* Prompt:
Reproduce the records below exactly, leaving out any pictures.

━━━ Data extract ━━━

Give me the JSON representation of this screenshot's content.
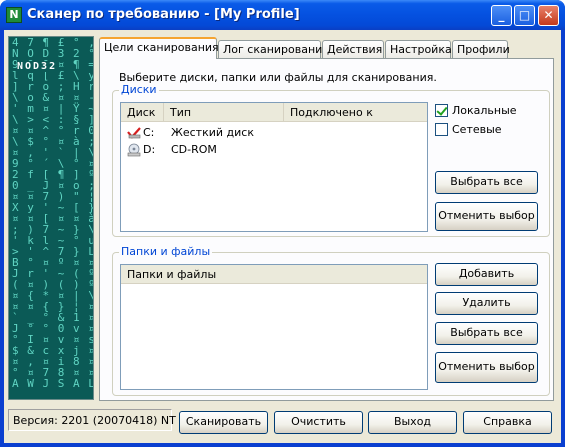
{
  "window": {
    "title": "Сканер по требованию - [My Profile]",
    "icon_glyph": "N",
    "min_glyph": "_",
    "max_glyph": "□",
    "close_glyph": "✕"
  },
  "sidebar": {
    "brand": "NOD32",
    "matrix_text": "4 7 ¶ £ ° , \\ ´\nN O D 3 2 ° \\\n9 0 0 ¤ ¶ = ) }\nl q [ £ \\ y \\\n] r o ; H r u\n\\ o & ¤ ¤ - $\n' m ¤ | Ÿ ~ i u\n\\ > < : § ] \\\n¤ ¤ ^ ° r 0 )\n\\ $ ° ¤ à ; :\n¤ , ' ` | \\ i\n9 ° ´ \\ ° ¤ }\n2 f [ ¶ ] º ¤\n0 _ J ¤ o ; y\n¤ ¤ 7 ) \" ¦ `\nX y ' ~ [ } q\n¤ ¤ [ ¤ ¤ à ¤\n; ) 7 ~ } \\ ,\n' k l ~ ° u H\n> ' ^ 7 } L '\nB ° ¤ º ¤ ¤ S\nJ r ' ~ ( º ~\n( ¤ ) ( ) º >\n¤ { * ¤ | \\ ¤\n¤ ¤ { } ¦ ¤ °\n` _ ° & 1 ¤ ¦\nJ ° ° 0 v ¤ ¤\n° I ¤ v ¤ s s\n$ & c x j ¤ ¤\n¤ , ¤ i 8 ¤ ¤\n° ¤ 7 8 ¤ ¤ ¤\nA W J S A L S"
  },
  "tabs": [
    {
      "label": "Цели сканирования",
      "active": true
    },
    {
      "label": "Лог сканирования",
      "active": false
    },
    {
      "label": "Действия",
      "active": false
    },
    {
      "label": "Настройка",
      "active": false
    },
    {
      "label": "Профили",
      "active": false
    }
  ],
  "targets": {
    "hint": "Выберите диски, папки или файлы для сканирования.",
    "drives_group": {
      "title": "Диски",
      "columns": [
        "Диск",
        "Тип",
        "Подключено к"
      ],
      "rows": [
        {
          "drive": "C:",
          "type": "Жесткий диск",
          "connected": "",
          "icon": "hard-disk-icon",
          "checked": true
        },
        {
          "drive": "D:",
          "type": "CD-ROM",
          "connected": "",
          "icon": "cd-rom-icon",
          "checked": false
        }
      ],
      "local_label": "Локальные",
      "local_checked": true,
      "network_label": "Сетевые",
      "network_checked": false,
      "select_all": "Выбрать все",
      "deselect": "Отменить выбор"
    },
    "files_group": {
      "title": "Папки и файлы",
      "column": "Папки и файлы",
      "add": "Добавить",
      "remove": "Удалить",
      "select_all": "Выбрать все",
      "deselect": "Отменить выбор"
    }
  },
  "footer": {
    "version": "Версия: 2201 (20070418) NT",
    "scan": "Сканировать",
    "clear": "Очистить",
    "exit": "Выход",
    "help": "Справка"
  },
  "colors": {
    "title_bar": "#0551e0",
    "group_title": "#0046d5",
    "tab_accent": "#f5a431",
    "sidebar_bg": "#0b5a56",
    "check_mark": "#21a121"
  }
}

━━━

* Solved problem:
Give me the JSON representation of this screenshot's content.
{
  "window": {
    "title": "Сканер по требованию - [My Profile]",
    "icon_glyph": "N",
    "min_glyph": "_",
    "max_glyph": "□",
    "close_glyph": "✕"
  },
  "sidebar": {
    "brand": "NOD32",
    "matrix_text": "4 7 ¶ £ ° , \\ ´\nN O D 3 2 ° \\\n9 0 0 ¤ ¶ = ) }\nl q [ £ \\ y \\\n] r o ; H r u\n\\ o & ¤ ¤ - $\n' m ¤ | Ÿ ~ i u\n\\ > < : § ] \\\n¤ ¤ ^ ° r 0 )\n\\ $ ° ¤ à ; :\n¤ , ' ` | \\ i\n9 ° ´ \\ ° ¤ }\n2 f [ ¶ ] º ¤\n0 _ J ¤ o ; y\n¤ ¤ 7 ) \" ¦ `\nX y ' ~ [ } q\n¤ ¤ [ ¤ ¤ à ¤\n; ) 7 ~ } \\ ,\n' k l ~ ° u H\n> ' ^ 7 } L '\nB ° ¤ º ¤ ¤ S\nJ r ' ~ ( º ~\n( ¤ ) ( ) º >\n¤ { * ¤ | \\ ¤\n¤ ¤ { } ¦ ¤ °\n` _ ° & 1 ¤ ¦\nJ ° ° 0 v ¤ ¤\n° I ¤ v ¤ s s\n$ & c x j ¤ ¤\n¤ , ¤ i 8 ¤ ¤\n° ¤ 7 8 ¤ ¤ ¤\nA W J S A L S"
  },
  "tabs": [
    {
      "label": "Цели сканирования",
      "active": true
    },
    {
      "label": "Лог сканирования",
      "active": false
    },
    {
      "label": "Действия",
      "active": false
    },
    {
      "label": "Настройка",
      "active": false
    },
    {
      "label": "Профили",
      "active": false
    }
  ],
  "targets": {
    "hint": "Выберите диски, папки или файлы для сканирования.",
    "drives_group": {
      "title": "Диски",
      "columns": [
        "Диск",
        "Тип",
        "Подключено к"
      ],
      "rows": [
        {
          "drive": "C:",
          "type": "Жесткий диск",
          "connected": "",
          "icon": "hard-disk-icon",
          "checked": true
        },
        {
          "drive": "D:",
          "type": "CD-ROM",
          "connected": "",
          "icon": "cd-rom-icon",
          "checked": false
        }
      ],
      "local_label": "Локальные",
      "local_checked": true,
      "network_label": "Сетевые",
      "network_checked": false,
      "select_all": "Выбрать все",
      "deselect": "Отменить выбор"
    },
    "files_group": {
      "title": "Папки и файлы",
      "column": "Папки и файлы",
      "add": "Добавить",
      "remove": "Удалить",
      "select_all": "Выбрать все",
      "deselect": "Отменить выбор"
    }
  },
  "footer": {
    "version": "Версия: 2201 (20070418) NT",
    "scan": "Сканировать",
    "clear": "Очистить",
    "exit": "Выход",
    "help": "Справка"
  },
  "colors": {
    "title_bar": "#0551e0",
    "group_title": "#0046d5",
    "tab_accent": "#f5a431",
    "sidebar_bg": "#0b5a56",
    "check_mark": "#21a121"
  }
}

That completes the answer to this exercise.